→ **What you will do**
Scan the data below for the string "made". Copy every line where it appears.

[START Supplied records]

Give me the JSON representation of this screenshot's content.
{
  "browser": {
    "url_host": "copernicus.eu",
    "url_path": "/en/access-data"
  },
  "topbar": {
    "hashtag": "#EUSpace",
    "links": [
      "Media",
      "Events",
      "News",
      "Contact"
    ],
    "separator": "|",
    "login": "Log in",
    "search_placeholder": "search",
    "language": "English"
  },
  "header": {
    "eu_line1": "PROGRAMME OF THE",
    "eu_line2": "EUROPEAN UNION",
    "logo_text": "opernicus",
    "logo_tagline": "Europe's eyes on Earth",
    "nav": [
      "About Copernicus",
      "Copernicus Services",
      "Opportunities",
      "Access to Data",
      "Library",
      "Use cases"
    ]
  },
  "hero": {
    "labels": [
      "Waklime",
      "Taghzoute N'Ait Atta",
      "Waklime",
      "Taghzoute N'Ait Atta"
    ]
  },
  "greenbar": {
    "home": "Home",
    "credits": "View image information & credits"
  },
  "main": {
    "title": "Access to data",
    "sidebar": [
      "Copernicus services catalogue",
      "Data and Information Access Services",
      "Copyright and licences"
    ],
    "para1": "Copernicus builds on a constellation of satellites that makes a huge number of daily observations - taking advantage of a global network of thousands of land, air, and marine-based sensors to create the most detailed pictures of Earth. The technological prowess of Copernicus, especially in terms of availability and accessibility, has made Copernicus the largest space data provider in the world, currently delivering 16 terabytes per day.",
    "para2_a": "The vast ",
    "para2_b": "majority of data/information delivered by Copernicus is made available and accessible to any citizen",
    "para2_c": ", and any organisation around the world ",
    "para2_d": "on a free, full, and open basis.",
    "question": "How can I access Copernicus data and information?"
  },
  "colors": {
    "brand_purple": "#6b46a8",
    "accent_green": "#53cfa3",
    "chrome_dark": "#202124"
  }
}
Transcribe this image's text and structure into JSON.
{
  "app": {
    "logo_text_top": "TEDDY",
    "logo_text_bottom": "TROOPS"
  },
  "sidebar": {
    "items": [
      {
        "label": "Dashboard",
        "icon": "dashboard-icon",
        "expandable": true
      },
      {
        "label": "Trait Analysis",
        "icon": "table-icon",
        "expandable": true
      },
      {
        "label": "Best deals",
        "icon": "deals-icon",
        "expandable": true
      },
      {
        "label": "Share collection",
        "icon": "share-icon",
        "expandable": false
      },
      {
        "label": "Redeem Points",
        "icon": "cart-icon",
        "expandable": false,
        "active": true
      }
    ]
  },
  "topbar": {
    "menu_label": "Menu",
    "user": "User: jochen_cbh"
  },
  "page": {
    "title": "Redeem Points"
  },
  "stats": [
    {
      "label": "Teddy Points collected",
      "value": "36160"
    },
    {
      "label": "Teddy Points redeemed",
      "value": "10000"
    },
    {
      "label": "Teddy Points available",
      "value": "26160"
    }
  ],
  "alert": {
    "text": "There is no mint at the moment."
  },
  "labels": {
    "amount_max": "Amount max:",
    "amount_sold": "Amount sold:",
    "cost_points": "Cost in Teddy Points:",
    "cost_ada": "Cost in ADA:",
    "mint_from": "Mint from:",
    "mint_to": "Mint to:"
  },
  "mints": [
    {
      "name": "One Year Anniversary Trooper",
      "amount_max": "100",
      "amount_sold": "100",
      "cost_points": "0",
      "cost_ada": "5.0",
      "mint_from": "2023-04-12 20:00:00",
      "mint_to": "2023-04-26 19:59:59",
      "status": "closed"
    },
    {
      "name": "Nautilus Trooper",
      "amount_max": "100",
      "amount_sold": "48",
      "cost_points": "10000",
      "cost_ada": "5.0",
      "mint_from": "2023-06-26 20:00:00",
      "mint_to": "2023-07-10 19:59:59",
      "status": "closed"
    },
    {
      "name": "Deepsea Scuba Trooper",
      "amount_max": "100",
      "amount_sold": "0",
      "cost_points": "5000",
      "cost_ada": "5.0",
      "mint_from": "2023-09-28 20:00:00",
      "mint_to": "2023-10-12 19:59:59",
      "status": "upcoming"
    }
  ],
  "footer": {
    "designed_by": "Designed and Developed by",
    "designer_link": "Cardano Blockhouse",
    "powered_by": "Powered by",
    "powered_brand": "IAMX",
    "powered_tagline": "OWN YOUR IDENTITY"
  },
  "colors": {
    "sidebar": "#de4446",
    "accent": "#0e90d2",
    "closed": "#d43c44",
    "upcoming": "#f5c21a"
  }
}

[END Supplied records]

→ **Answer to the task**
    "para1": "Copernicus builds on a constellation of satellites that makes a huge number of daily observations - taking advantage of a global network of thousands of land, air, and marine-based sensors to create the most detailed pictures of Earth. The technological prowess of Copernicus, especially in terms of availability and accessibility, has made Copernicus the largest space data provider in the world, currently delivering 16 terabytes per day.",
    "para2_b": "majority of data/information delivered by Copernicus is made available and accessible to any citizen",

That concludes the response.